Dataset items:
···

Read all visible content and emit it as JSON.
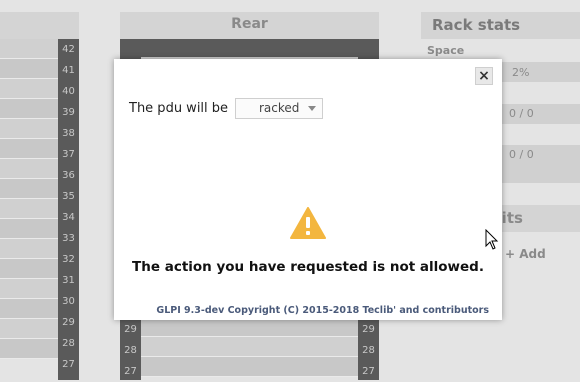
{
  "rear": {
    "header": "Rear"
  },
  "front": {
    "units": [
      "42",
      "41",
      "40",
      "39",
      "38",
      "37",
      "36",
      "35",
      "34",
      "33",
      "32",
      "31",
      "30",
      "29",
      "28",
      "27"
    ]
  },
  "rear_units_bottom": [
    "29",
    "28",
    "27"
  ],
  "stats": {
    "title": "Rack stats",
    "space_label": "Space",
    "space_value": "2%",
    "val1": "0 / 0",
    "val2": "0 / 0",
    "units_title": "nits",
    "add_label": "+ Add"
  },
  "modal": {
    "close_symbol": "×",
    "prompt": "The pdu will be",
    "select_value": "racked",
    "message": "The action you have requested is not allowed.",
    "footer": "GLPI 9.3-dev Copyright (C) 2015-2018 Teclib' and contributors"
  },
  "colors": {
    "warning": "#f3b63f",
    "footer": "#4a5a7a"
  }
}
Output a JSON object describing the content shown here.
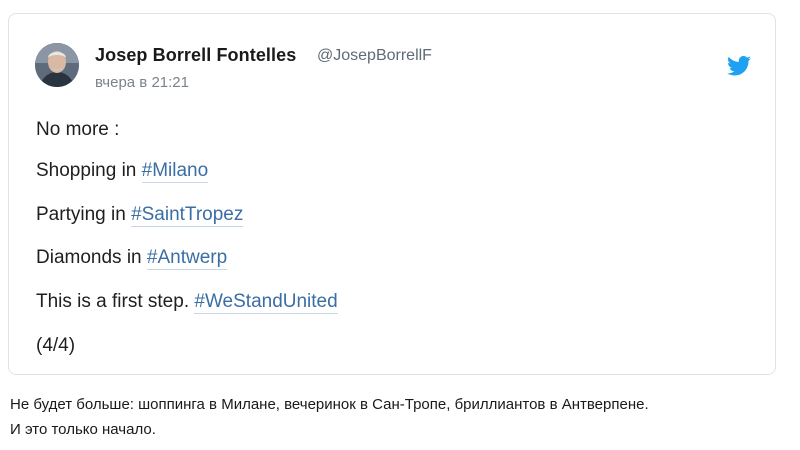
{
  "author": {
    "name": "Josep Borrell Fontelles",
    "handle": "@JosepBorrellF",
    "timestamp": "вчера в 21:21"
  },
  "icons": {
    "avatar": "author-photo",
    "platform": "twitter-bird-icon"
  },
  "colors": {
    "hashtag": "#3a6ea5",
    "twitter_blue": "#1da1f2"
  },
  "tweet": {
    "line1": "No more :",
    "line2_text": "Shopping in",
    "line2_tag": "#Milano",
    "line3_text": "Partying in",
    "line3_tag": "#SaintTropez",
    "line4_text": "Diamonds in",
    "line4_tag": "#Antwerp",
    "line5_text": "This is a first step.",
    "line5_tag": "#WeStandUnited",
    "line6": "(4/4)"
  },
  "caption": {
    "line1": "Не будет больше: шоппинга в Милане, вечеринок в Сан-Тропе, бриллиантов в Антверпене.",
    "line2": "И это только начало."
  }
}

···

> **EXERCISE DIRECTIONS**:
Identify each line of the material where the word "footer" shows up, and copy it.

> **ANSWER**:
    "footer": "GLPI 9.3-dev Copyright (C) 2015-2018 Teclib' and contributors"
    "footer": "#4a5a7a"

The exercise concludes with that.